Sheffield-Henderson were motorcycles produced in Fitzwilliam Street, Sheffield from 1920 to 1923.
Henderson sidecars were made by the Aero works of Fitzwilliam Street.
1920 Having previously been well-known for the production of sidecars, the company moved into motorcycle manufacture with a 3hp two-stroke model with their own engine and two-speed chain-cum-belt transmission. It introduced their own design of front fork, with C-spring linking the double tubed girder to the frame head. By late in the year, a 499cc sv Blackburne model had been added, with a three-speed Sturmey-Archer gearbox and all-chain drive and vacuum-operated oiling system for the engine. It was ideally suited to sidecar usage. In a relatively short time the make gained a fantastic reputation in speed events. The machine could be had with a side valve or overhead valve Blackburne engine or a Bradshaw engine. The machine had a three-speed Burman gearbox.
1921 A new model was tried, fitted with the 348cc ohv Blackburne engine.
1922 That new model was catalogued and sold with a guarantee of 70mph (112km/h). There was also a sporting sidecar outfit with a tuned 545cc sv Blackburne engine and streamlined sidecar. In June, the factory even claimed several world records in the 250cc class. Sheffied Henderson must have been one of the very few makes that placed the toolbox under the top tube behind the steering head, a position that obviated a rather unusual tank shape, an early form of saddle tank.

* DATA SHOWN

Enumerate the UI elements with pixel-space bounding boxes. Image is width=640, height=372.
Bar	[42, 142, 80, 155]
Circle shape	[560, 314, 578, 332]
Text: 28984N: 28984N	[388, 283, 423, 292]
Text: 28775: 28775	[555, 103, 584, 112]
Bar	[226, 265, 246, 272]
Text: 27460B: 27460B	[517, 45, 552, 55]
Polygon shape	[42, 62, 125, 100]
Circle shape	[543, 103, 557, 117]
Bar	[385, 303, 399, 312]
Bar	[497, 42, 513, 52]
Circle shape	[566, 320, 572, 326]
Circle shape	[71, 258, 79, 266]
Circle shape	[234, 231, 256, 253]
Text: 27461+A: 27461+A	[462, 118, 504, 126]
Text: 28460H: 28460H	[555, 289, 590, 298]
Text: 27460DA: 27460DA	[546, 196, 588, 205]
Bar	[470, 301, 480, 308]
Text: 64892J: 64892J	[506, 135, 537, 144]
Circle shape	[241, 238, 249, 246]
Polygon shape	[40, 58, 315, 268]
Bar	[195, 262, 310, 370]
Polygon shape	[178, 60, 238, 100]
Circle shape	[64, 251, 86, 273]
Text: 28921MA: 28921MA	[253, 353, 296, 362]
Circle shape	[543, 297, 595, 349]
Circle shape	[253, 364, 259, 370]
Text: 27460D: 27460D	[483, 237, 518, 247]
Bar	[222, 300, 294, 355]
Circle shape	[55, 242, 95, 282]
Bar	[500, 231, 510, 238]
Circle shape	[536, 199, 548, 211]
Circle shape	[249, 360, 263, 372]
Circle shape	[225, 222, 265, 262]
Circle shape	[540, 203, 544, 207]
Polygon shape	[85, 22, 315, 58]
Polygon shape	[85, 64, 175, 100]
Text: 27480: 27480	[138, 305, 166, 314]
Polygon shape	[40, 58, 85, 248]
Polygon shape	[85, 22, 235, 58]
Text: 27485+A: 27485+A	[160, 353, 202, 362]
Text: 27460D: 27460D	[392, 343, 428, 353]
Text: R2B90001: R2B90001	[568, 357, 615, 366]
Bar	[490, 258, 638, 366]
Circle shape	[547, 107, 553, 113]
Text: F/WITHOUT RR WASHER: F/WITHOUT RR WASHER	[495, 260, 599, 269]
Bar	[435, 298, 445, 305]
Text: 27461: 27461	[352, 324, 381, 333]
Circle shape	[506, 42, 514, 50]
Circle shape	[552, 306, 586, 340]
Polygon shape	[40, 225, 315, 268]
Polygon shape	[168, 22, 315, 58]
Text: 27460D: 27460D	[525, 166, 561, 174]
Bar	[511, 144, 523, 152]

* TASK STATEMENT
Continue the account of Sheffield-Henderson motorcycles above, starting after its last sentence.

* RESULT OF THE TASK
1923 The marque did not survive beyond the end of the year.
1921 Olympia Show
In addition to a range of Henderson sidecars for which this Sheffield firm is now well known, two new models of the Sheffield- Henderson motor cycle will be exhibited; one of these will be engiued with the 2¾ h.p. o.h.v. Blackburne engine, and having a frame of rather unique design, which gives an exceptionally low riding position.
This new mount, which is to be sold purely as a sports model, will carry with it a guarantee of 70 m.p.h. A Sturmey-Archer three- speed gear with close ratios and without kick-starter, forms part of its equipment.
The other model is a dual purpose machine having the new 4¼ h.p. Blackburne engine of 550 c.c, Sturmey-Archer three-speed gear, and other first-class equipment. The vacuum lubrication system on this machine is somewhat unique.